A run of records

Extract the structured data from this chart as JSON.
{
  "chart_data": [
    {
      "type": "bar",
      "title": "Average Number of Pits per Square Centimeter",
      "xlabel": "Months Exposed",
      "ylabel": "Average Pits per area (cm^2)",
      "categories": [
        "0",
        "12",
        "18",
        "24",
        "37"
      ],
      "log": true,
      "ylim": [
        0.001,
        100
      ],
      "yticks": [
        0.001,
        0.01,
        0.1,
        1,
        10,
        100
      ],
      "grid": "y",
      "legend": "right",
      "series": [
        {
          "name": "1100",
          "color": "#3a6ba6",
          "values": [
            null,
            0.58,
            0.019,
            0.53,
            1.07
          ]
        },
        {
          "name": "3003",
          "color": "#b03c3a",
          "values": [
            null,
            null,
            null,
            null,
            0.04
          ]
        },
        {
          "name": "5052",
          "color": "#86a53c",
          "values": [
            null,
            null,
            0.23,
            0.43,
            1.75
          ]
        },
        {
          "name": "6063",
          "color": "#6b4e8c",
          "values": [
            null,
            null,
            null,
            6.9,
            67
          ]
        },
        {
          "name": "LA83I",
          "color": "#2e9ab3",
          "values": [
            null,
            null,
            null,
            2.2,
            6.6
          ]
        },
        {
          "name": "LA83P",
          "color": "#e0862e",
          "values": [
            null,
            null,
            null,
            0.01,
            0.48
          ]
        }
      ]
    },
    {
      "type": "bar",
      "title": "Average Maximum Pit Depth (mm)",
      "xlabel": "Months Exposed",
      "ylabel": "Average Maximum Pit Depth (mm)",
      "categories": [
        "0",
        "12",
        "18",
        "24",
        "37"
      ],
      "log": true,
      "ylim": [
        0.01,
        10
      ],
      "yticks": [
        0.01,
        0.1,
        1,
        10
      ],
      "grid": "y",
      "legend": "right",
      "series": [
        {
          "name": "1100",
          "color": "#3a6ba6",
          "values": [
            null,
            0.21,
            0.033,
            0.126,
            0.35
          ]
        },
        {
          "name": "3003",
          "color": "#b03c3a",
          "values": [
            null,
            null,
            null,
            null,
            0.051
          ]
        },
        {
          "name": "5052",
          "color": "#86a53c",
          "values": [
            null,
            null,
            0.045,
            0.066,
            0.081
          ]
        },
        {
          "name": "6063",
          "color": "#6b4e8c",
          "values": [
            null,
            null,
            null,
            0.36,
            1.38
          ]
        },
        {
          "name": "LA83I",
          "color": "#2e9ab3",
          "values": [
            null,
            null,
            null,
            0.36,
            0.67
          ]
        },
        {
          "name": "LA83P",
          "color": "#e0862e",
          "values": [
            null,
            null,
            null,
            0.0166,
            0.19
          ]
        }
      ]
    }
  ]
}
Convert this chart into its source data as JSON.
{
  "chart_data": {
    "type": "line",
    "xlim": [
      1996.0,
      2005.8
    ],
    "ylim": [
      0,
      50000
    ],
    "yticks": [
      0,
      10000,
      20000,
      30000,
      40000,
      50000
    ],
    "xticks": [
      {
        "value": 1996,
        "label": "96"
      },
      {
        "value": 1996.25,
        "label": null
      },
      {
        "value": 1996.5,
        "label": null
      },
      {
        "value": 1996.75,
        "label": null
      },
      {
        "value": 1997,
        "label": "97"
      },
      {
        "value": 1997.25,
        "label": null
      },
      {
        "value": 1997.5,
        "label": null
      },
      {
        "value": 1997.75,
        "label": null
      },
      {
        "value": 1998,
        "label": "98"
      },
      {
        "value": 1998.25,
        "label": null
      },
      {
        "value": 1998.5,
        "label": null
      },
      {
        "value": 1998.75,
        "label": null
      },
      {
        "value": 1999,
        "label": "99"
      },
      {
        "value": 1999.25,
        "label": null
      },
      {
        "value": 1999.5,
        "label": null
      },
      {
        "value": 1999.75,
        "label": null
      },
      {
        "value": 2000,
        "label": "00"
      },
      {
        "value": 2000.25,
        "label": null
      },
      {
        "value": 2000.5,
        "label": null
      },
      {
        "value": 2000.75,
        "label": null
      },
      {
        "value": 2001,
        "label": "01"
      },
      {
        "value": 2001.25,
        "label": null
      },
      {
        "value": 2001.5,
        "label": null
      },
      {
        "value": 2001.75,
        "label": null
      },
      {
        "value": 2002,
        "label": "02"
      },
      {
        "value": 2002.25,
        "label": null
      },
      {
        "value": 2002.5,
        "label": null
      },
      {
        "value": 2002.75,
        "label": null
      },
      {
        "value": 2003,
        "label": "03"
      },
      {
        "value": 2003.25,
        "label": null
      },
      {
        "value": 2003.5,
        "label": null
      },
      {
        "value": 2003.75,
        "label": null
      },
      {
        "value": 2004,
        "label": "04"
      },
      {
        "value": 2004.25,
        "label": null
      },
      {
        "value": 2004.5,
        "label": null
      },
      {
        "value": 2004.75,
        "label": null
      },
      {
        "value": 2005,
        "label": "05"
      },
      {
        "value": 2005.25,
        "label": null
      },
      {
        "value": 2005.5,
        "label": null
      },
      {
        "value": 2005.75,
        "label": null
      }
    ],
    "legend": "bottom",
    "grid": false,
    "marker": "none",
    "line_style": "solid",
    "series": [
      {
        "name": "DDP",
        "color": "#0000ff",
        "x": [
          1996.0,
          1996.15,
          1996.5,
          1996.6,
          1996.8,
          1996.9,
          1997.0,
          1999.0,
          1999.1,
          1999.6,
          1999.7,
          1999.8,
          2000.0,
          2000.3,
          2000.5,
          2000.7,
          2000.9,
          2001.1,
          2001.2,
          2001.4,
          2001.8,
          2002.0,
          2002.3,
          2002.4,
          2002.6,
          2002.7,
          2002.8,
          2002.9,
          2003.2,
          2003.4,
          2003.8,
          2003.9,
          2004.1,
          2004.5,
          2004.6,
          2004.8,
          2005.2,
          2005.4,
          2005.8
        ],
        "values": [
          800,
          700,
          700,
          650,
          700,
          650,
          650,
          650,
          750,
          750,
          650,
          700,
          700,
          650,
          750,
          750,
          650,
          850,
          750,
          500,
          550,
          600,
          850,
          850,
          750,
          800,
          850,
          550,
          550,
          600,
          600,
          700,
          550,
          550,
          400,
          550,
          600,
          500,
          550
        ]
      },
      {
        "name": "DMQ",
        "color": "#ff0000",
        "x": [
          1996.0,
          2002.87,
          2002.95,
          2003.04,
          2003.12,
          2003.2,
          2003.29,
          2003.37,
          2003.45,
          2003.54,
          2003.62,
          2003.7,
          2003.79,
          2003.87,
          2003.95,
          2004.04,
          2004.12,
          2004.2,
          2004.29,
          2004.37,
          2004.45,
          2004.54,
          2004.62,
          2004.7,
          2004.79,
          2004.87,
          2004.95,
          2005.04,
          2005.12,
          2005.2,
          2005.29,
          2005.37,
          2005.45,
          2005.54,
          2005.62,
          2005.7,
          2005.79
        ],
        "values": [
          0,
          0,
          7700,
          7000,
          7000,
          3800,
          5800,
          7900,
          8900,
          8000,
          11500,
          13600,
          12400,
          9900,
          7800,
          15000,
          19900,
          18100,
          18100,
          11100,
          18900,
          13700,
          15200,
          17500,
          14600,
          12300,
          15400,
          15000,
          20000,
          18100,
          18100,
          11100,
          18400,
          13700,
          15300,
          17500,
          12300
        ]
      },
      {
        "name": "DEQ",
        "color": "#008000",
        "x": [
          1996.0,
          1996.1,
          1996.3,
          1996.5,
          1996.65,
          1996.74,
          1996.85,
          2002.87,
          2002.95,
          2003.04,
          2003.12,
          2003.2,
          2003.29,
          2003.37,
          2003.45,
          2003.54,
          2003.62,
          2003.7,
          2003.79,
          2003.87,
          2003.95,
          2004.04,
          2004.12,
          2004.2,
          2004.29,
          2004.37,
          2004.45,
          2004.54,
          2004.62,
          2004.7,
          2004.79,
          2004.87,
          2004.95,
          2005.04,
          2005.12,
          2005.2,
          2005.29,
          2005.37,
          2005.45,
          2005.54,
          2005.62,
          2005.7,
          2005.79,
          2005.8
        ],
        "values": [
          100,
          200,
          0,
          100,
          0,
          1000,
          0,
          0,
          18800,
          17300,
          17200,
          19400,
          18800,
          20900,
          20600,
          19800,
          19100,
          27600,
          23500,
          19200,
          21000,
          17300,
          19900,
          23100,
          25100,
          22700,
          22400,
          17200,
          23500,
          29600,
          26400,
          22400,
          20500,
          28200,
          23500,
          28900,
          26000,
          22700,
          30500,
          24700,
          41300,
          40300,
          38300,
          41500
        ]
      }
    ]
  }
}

▶ _Set task_
Write down only the number of lines that contain the string "this" in the listing.

▶ _Solution below_
2